#### [SHORT EXERCISE]
The lines to extract begin at the line that contains "Decode this image" and run through the last line of the listing; reproduce them exactly, minus any pictures.

#### [SOURCE RECORDS]
============================================================
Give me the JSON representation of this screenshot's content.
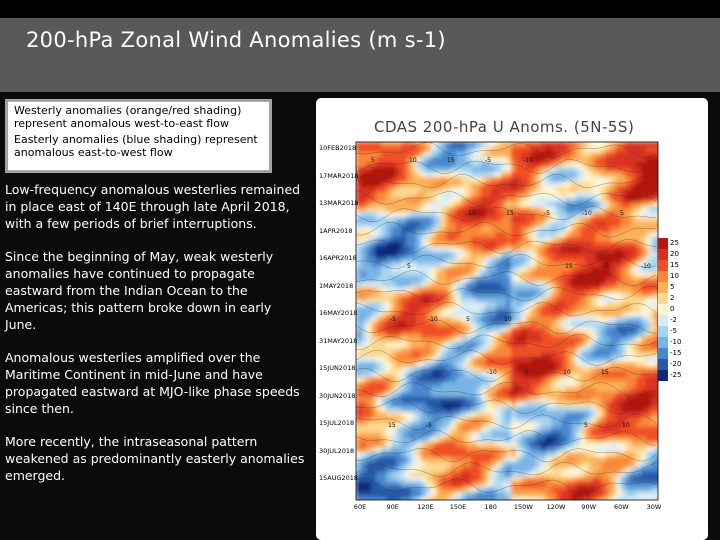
{
  "slide": {
    "title": "200-hPa Zonal Wind Anomalies (m s-1)"
  },
  "legend": {
    "westerly": "Westerly anomalies (orange/red shading) represent anomalous west-to-east flow",
    "easterly": "Easterly anomalies (blue shading) represent anomalous east-to-west flow"
  },
  "bullets": [
    "Low-frequency anomalous westerlies remained in place east of 140E through late April 2018, with a few periods of brief interruptions.",
    "Since the beginning of May, weak westerly anomalies have continued to propagate eastward from the Indian Ocean to the Americas; this pattern broke down in early June.",
    "Anomalous westerlies amplified over the Maritime Continent in mid-June and have propagated eastward at MJO-like phase speeds since then.",
    "More recently, the intraseasonal pattern weakened as predominantly easterly anomalies emerged."
  ],
  "chart_data": {
    "type": "heatmap",
    "title": "CDAS 200-hPa U Anoms. (5N-5S)",
    "y_tick_labels": [
      "10FEB2018",
      "17MAR2018",
      "13MAR2018",
      "1APR2018",
      "16APR2018",
      "1MAY2018",
      "16MAY2018",
      "31MAY2018",
      "15JUN2018",
      "30JUN2018",
      "15JUL2018",
      "30JUL2018",
      "15AUG2018"
    ],
    "x_tick_labels": [
      "60E",
      "90E",
      "120E",
      "150E",
      "180",
      "150W",
      "120W",
      "90W",
      "60W",
      "30W"
    ],
    "colorbar_levels": [
      "25",
      "20",
      "15",
      "10",
      "5",
      "2",
      "0",
      "-2",
      "-5",
      "-10",
      "-15",
      "-20",
      "-25"
    ],
    "colorbar_colors": [
      "#b01810",
      "#d83020",
      "#f05028",
      "#f88838",
      "#fcb058",
      "#fdd890",
      "#fff4d0",
      "#d8ecf8",
      "#a8d4f0",
      "#78b4e4",
      "#4888cc",
      "#2858a8",
      "#102878"
    ],
    "contour_labels": [
      "5",
      "10",
      "15",
      "-5",
      "-10"
    ]
  }
}
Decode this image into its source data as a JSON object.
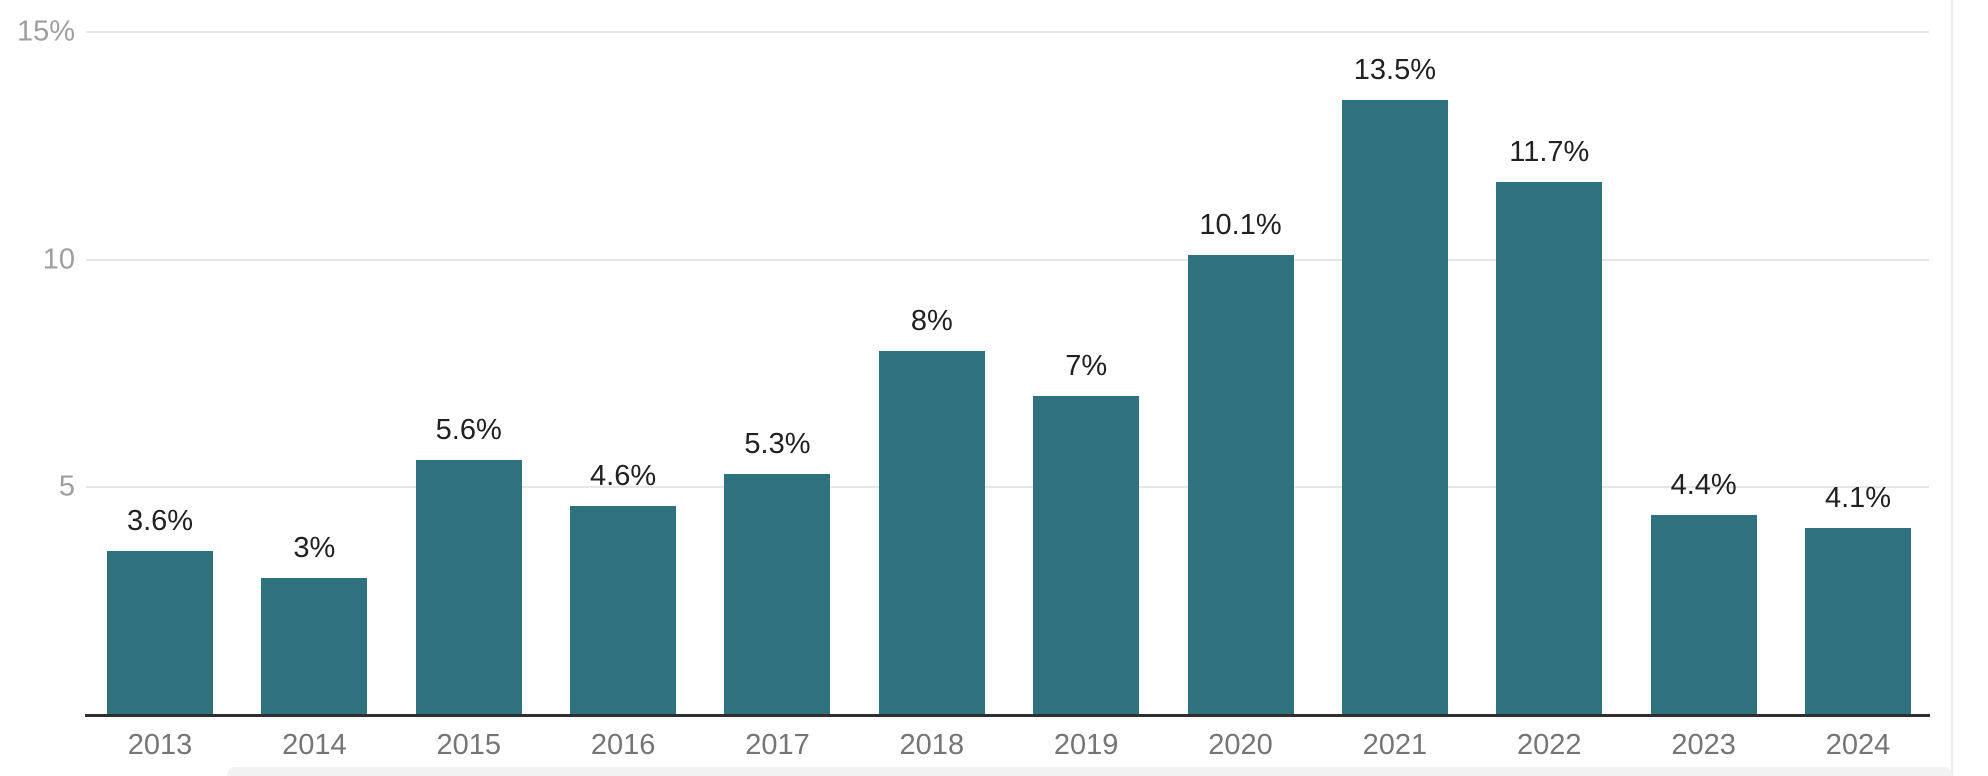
{
  "chart_data": {
    "type": "bar",
    "title": "",
    "xlabel": "",
    "ylabel": "",
    "categories": [
      "2013",
      "2014",
      "2015",
      "2016",
      "2017",
      "2018",
      "2019",
      "2020",
      "2021",
      "2022",
      "2023",
      "2024"
    ],
    "values": [
      3.6,
      3,
      5.6,
      4.6,
      5.3,
      8,
      7,
      10.1,
      13.5,
      11.7,
      4.4,
      4.1
    ],
    "value_labels": [
      "3.6%",
      "3%",
      "5.6%",
      "4.6%",
      "5.3%",
      "8%",
      "7%",
      "10.1%",
      "13.5%",
      "11.7%",
      "4.4%",
      "4.1%"
    ],
    "ylim": [
      0,
      15
    ],
    "yticks": [
      {
        "value": 15,
        "label": "15%"
      },
      {
        "value": 10,
        "label": "10"
      },
      {
        "value": 5,
        "label": "5"
      }
    ],
    "grid": true,
    "legend": false,
    "colors": {
      "bar": "#2f717d",
      "value_label": "#212121",
      "y_tick_label": "#9e9e9e",
      "x_tick_label": "#757575",
      "gridline": "#e6e6e6",
      "axis_line": "#2f2f2f",
      "background": "#ffffff"
    }
  }
}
============================================================
#### [OUTPUT FOR THIS EXERCISE]
Decode this image into its source data as a JSON object.
{
  "chart_data": {
    "type": "bar",
    "title": "",
    "xlabel": "",
    "ylabel": "",
    "categories": [
      "2013",
      "2014",
      "2015",
      "2016",
      "2017",
      "2018",
      "2019",
      "2020",
      "2021",
      "2022",
      "2023",
      "2024"
    ],
    "values": [
      3.6,
      3,
      5.6,
      4.6,
      5.3,
      8,
      7,
      10.1,
      13.5,
      11.7,
      4.4,
      4.1
    ],
    "value_labels": [
      "3.6%",
      "3%",
      "5.6%",
      "4.6%",
      "5.3%",
      "8%",
      "7%",
      "10.1%",
      "13.5%",
      "11.7%",
      "4.4%",
      "4.1%"
    ],
    "ylim": [
      0,
      15
    ],
    "yticks": [
      {
        "value": 15,
        "label": "15%"
      },
      {
        "value": 10,
        "label": "10"
      },
      {
        "value": 5,
        "label": "5"
      }
    ],
    "grid": true,
    "legend": false,
    "colors": {
      "bar": "#2f717d",
      "value_label": "#212121",
      "y_tick_label": "#9e9e9e",
      "x_tick_label": "#757575",
      "gridline": "#e6e6e6",
      "axis_line": "#2f2f2f",
      "background": "#ffffff"
    }
  }
}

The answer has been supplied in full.